** Your objective **
Write the records out again, keeping each line exactly as it is.

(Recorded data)
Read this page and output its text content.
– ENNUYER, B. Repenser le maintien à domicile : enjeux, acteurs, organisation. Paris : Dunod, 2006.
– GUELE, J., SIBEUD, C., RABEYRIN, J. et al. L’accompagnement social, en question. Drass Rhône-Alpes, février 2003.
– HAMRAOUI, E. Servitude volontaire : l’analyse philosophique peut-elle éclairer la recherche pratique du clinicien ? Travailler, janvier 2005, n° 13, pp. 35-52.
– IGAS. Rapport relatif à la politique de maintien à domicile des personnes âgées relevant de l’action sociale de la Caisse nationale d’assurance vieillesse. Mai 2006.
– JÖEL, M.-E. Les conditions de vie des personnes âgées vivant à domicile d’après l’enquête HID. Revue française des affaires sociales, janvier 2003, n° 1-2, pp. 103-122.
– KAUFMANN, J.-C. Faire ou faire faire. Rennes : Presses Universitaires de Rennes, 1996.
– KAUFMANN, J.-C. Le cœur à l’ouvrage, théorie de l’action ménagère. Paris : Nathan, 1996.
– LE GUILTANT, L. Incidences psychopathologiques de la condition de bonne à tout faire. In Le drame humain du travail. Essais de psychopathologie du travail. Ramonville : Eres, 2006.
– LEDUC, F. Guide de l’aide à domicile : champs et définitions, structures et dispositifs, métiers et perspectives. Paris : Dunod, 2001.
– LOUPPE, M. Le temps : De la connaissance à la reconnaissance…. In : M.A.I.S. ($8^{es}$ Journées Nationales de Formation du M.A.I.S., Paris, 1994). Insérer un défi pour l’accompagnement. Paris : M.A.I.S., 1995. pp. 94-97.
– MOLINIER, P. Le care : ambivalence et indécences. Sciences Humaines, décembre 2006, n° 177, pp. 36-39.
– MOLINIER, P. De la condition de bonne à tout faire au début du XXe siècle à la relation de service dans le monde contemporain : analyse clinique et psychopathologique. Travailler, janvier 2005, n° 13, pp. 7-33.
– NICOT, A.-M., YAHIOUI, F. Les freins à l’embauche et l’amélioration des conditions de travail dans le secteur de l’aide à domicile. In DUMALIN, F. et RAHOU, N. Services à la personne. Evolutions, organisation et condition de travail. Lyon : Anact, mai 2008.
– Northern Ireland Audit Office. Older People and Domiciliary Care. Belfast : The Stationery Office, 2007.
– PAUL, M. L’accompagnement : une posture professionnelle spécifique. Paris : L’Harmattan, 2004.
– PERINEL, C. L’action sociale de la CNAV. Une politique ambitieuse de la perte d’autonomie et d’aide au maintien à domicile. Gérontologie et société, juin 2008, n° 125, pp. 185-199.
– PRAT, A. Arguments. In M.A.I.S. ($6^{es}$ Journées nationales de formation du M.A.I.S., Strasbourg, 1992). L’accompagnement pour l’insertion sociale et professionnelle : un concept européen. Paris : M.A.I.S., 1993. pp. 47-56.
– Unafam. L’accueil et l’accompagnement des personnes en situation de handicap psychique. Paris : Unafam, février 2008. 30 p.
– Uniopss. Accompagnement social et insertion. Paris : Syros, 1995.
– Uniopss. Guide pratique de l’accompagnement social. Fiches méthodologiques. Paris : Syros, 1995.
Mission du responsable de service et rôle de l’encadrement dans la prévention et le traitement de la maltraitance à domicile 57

** Complete response **
Read this page and output its text content.
– ENNUYER, B. Repenser le maintien à domicile : enjeux, acteurs, organisation. Paris : Dunod, 2006.
– GUELE, J., SIBEUD, C., RABEYRIN, J. et al. L’accompagnement social, en question. Drass Rhône-Alpes, février 2003.
– HAMRAOUI, E. Servitude volontaire : l’analyse philosophique peut-elle éclairer la recherche pratique du clinicien ? Travailler, janvier 2005, n° 13, pp. 35-52.
– IGAS. Rapport relatif à la politique de maintien à domicile des personnes âgées relevant de l’action sociale de la Caisse nationale d’assurance vieillesse. Mai 2006.
– JÖEL, M.-E. Les conditions de vie des personnes âgées vivant à domicile d’après l’enquête HID. Revue française des affaires sociales, janvier 2003, n° 1-2, pp. 103-122.
– KAUFMANN, J.-C. Faire ou faire faire. Rennes : Presses Universitaires de Rennes, 1996.
– KAUFMANN, J.-C. Le cœur à l’ouvrage, théorie de l’action ménagère. Paris : Nathan, 1996.
– LE GUILTANT, L. Incidences psychopathologiques de la condition de bonne à tout faire. In Le drame humain du travail. Essais de psychopathologie du travail. Ramonville : Eres, 2006.
– LEDUC, F. Guide de l’aide à domicile : champs et définitions, structures et dispositifs, métiers et perspectives. Paris : Dunod, 2001.
– LOUPPE, M. Le temps : De la connaissance à la reconnaissance…. In : M.A.I.S. ($8^{es}$ Journées Nationales de Formation du M.A.I.S., Paris, 1994). Insérer un défi pour l’accompagnement. Paris : M.A.I.S., 1995. pp. 94-97.
– MOLINIER, P. Le care : ambivalence et indécences. Sciences Humaines, décembre 2006, n° 177, pp. 36-39.
– MOLINIER, P. De la condition de bonne à tout faire au début du XXe siècle à la relation de service dans le monde contemporain : analyse clinique et psychopathologique. Travailler, janvier 2005, n° 13, pp. 7-33.
– NICOT, A.-M., YAHIOUI, F. Les freins à l’embauche et l’amélioration des conditions de travail dans le secteur de l’aide à domicile. In DUMALIN, F. et RAHOU, N. Services à la personne. Evolutions, organisation et condition de travail. Lyon : Anact, mai 2008.
– Northern Ireland Audit Office. Older People and Domiciliary Care. Belfast : The Stationery Office, 2007.
– PAUL, M. L’accompagnement : une posture professionnelle spécifique. Paris : L’Harmattan, 2004.
– PERINEL, C. L’action sociale de la CNAV. Une politique ambitieuse de la perte d’autonomie et d’aide au maintien à domicile. Gérontologie et société, juin 2008, n° 125, pp. 185-199.
– PRAT, A. Arguments. In M.A.I.S. ($6^{es}$ Journées nationales de formation du M.A.I.S., Strasbourg, 1992). L’accompagnement pour l’insertion sociale et professionnelle : un concept européen. Paris : M.A.I.S., 1993. pp. 47-56.
– Unafam. L’accueil et l’accompagnement des personnes en situation de handicap psychique. Paris : Unafam, février 2008. 30 p.
– Uniopss. Accompagnement social et insertion. Paris : Syros, 1995.
– Uniopss. Guide pratique de l’accompagnement social. Fiches méthodologiques. Paris : Syros, 1995.
Mission du responsable de service et rôle de l’encadrement dans la prévention et le traitement de la maltraitance à domicile 57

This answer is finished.